Copy out every line of the records where the string "original" occurs.

Stored items from a collection:
********************

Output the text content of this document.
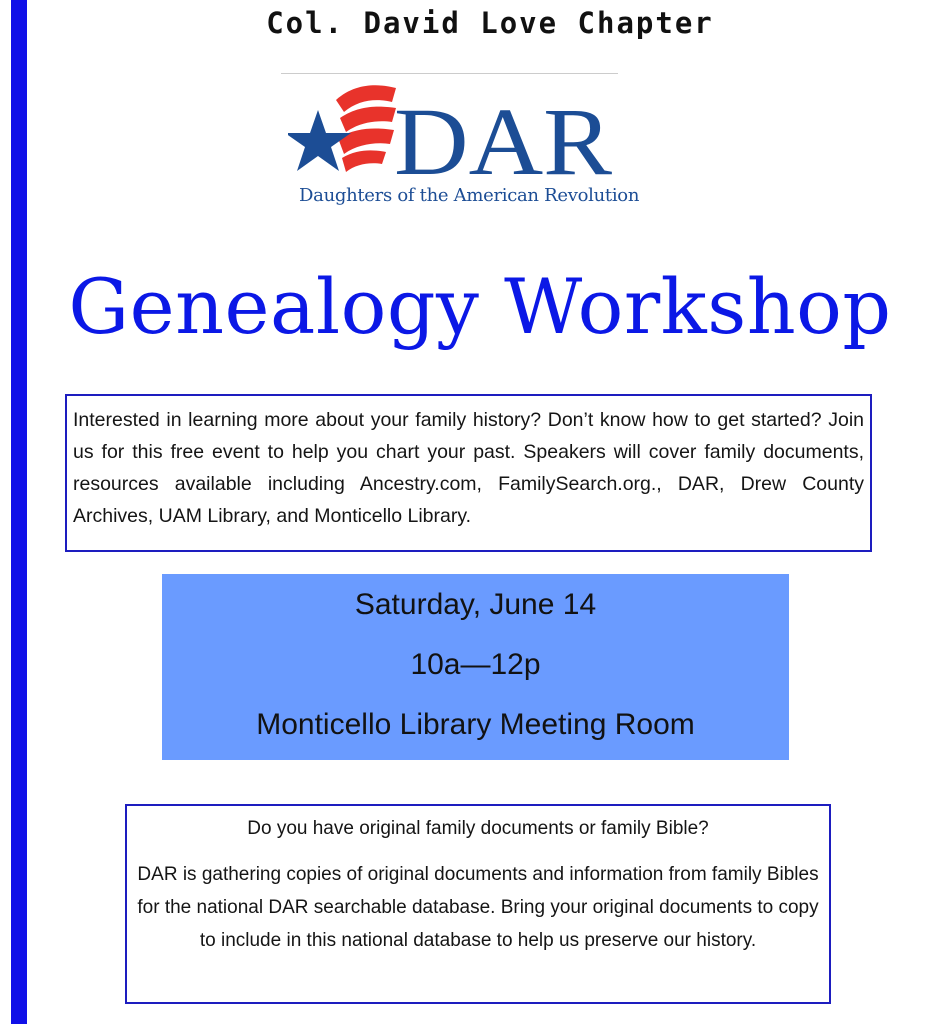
Col. David Love Chapter
DAR
Daughters of the American Revolution
Genealogy Workshop

Interested in learning more about your family history? Don’t know how to get started? Join us for this free event to help you chart your past. Speakers will cover family documents, resources available including Ancestry.com, FamilySearch.org., DAR, Drew County Archives, UAM Library, and Monticello Library.

Saturday, June 14
10a—12p
Monticello Library Meeting Room
Do you have original family documents or family Bible?

DAR is gathering copies of original documents and information from family Bibles for the national DAR searchable database. Bring your original documents to copy to include in this national database to help us preserve our history.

********************

Written solution:
Do you have original family documents or family Bible?
DAR is gathering copies of original documents and information from family Bibles for the national DAR searchable database. Bring your original documents to copy to include in this national database to help us preserve our history.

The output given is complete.